**Document segment**
☆ ☆ ☆
POV-Ray : Newsgroups : povray.unofficial.patches : Questions about mesh2 : Re: Questions about mesh2 Server Time
2 Sep 2024 18:13:52 EDT (-0400)
  Re: Questions about mesh2  
From: Nathan Kopp
Date: 4 Oct 1999 23:20:34
Message: <37f96e82@news.povray.org>
Nieminen Juha <war### [at] cctutfi> wrote in message
news:37f860be@news.povray.org...
>   Is it true that you can't mix triangles and smooth triangles in the same
> mesh2? Currently the program outputs two mesh2's if there were both types
> of triangles in the input.

This is true.  That's something I didn't think of.  For now, you can mix
them by using the same normal index for each corner of any triangles that
should be flat.  Unfortunately, that doesn't do much for decreasing file
size.  :-(  Any suggestions?  Possibly you can specify "-1" for that
triangle in the normal_indices section.  The -1 would be parsed as a vector
<-1,-1,-1> which would flag the system to use a flat triangle.  But that's
kind of confusing.  Maybe a keyword?  But it should be short to maintain
small file size.
☆ ☆ ☆
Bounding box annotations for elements
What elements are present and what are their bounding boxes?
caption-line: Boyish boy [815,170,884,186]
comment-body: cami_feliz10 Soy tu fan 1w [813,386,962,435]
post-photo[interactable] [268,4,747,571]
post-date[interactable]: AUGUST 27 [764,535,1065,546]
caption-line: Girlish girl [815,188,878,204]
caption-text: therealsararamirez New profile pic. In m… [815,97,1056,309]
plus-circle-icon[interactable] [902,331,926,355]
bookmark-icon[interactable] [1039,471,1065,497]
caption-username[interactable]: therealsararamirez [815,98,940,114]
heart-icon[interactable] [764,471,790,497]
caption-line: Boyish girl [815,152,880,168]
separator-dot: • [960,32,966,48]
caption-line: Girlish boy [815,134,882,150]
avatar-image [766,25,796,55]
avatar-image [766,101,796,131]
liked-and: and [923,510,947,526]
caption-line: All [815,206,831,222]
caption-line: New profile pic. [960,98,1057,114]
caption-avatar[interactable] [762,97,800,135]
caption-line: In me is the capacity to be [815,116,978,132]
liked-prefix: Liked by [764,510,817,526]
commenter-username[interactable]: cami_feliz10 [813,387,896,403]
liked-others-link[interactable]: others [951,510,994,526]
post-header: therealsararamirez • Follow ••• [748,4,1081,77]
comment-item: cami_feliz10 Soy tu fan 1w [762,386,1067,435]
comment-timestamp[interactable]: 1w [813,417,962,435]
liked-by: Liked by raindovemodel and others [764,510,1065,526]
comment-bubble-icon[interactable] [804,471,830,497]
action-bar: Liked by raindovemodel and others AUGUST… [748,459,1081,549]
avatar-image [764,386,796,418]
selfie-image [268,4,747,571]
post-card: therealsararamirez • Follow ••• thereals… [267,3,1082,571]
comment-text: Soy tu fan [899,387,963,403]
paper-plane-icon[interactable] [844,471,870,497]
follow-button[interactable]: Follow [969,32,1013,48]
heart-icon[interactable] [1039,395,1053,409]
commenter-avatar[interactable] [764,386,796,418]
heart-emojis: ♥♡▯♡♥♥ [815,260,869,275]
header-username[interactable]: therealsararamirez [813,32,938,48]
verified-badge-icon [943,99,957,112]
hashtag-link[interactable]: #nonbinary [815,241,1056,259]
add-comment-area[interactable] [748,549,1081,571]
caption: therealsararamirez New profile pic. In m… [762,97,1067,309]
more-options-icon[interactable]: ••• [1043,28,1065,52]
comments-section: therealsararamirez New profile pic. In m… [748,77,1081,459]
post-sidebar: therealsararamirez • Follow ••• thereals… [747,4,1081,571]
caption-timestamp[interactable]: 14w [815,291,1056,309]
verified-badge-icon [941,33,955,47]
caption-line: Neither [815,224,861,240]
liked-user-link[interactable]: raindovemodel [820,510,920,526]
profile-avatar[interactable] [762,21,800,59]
☆ ☆ ☆
**Parts of the exercise**
(1) Reproduce the entries verbatim, from their first line up to and including the line containing "post-date[interactable]: AUGUST 27".
(2) Carry on the newsgroup reply about mixing flat and smooth triangles in a POV-Ray mesh2 from the point where it stops.

**Solved problems**
(1)
What elements are present and what are their bounding boxes?
caption-line: Boyish boy [815,170,884,186]
comment-body: cami_feliz10 Soy tu fan 1w [813,386,962,435]
post-photo[interactable] [268,4,747,571]
post-date[interactable]: AUGUST 27 [764,535,1065,546]

(2)
>   Have the vertex vectors and normal vectors to be separated? In the PCM
> format the same vector can be used for a vertex and for a normal (when
> optimizing). If I output to a mesh2 I apparently have to separate vertices
> from normals. This of course means that the optimizing of normal vectors
> is useless when outputting to mesh2 (well, not completely useless since
> you may have two normal vectors pointing at the same direction but with
> different lengths and the optimizing process can unify them, but usually
> normal vectors are already of equal length, so it's more rare that this
> would happen).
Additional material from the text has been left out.